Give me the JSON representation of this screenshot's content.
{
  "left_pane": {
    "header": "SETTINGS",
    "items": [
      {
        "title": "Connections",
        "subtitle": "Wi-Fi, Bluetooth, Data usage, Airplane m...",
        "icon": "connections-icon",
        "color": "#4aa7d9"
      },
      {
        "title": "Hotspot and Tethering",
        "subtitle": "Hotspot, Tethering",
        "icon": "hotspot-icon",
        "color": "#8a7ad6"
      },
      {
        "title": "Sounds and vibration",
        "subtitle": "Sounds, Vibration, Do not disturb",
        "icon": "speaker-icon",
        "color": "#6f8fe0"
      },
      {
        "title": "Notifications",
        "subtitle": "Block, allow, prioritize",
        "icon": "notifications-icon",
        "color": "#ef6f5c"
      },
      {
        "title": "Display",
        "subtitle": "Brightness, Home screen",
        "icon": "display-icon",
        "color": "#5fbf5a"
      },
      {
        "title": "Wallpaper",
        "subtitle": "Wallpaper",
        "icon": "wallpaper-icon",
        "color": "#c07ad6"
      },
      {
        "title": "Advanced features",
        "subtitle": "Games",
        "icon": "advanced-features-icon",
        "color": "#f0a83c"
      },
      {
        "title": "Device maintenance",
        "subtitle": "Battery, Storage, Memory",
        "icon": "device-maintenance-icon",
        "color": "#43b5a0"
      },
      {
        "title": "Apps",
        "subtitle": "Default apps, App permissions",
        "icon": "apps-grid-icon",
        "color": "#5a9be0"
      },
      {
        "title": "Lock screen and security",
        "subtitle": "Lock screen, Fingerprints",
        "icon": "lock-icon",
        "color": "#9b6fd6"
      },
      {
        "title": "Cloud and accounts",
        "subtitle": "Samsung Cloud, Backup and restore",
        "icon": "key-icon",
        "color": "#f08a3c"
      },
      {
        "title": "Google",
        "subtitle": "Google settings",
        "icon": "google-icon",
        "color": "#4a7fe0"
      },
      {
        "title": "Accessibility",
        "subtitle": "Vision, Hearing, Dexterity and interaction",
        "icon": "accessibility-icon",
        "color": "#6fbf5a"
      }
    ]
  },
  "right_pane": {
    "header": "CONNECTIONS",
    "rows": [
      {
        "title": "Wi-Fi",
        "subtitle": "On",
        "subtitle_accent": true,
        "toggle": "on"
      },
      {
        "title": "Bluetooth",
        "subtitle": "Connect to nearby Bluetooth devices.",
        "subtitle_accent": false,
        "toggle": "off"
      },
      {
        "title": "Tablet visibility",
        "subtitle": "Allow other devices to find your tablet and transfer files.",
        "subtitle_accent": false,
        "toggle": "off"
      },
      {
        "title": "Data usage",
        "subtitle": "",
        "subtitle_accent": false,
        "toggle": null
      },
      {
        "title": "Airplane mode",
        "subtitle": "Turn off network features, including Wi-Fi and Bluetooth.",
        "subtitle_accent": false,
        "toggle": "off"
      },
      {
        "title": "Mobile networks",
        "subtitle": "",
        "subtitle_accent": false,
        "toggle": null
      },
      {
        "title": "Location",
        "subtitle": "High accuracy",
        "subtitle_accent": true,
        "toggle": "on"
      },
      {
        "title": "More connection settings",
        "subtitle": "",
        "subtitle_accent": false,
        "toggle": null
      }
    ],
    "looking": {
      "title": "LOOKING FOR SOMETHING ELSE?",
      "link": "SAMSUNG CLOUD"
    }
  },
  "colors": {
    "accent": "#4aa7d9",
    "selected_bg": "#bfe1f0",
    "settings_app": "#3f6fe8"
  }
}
::::
> What to do: Output a single number: how many lines contain the word "usage".

> Reply: 2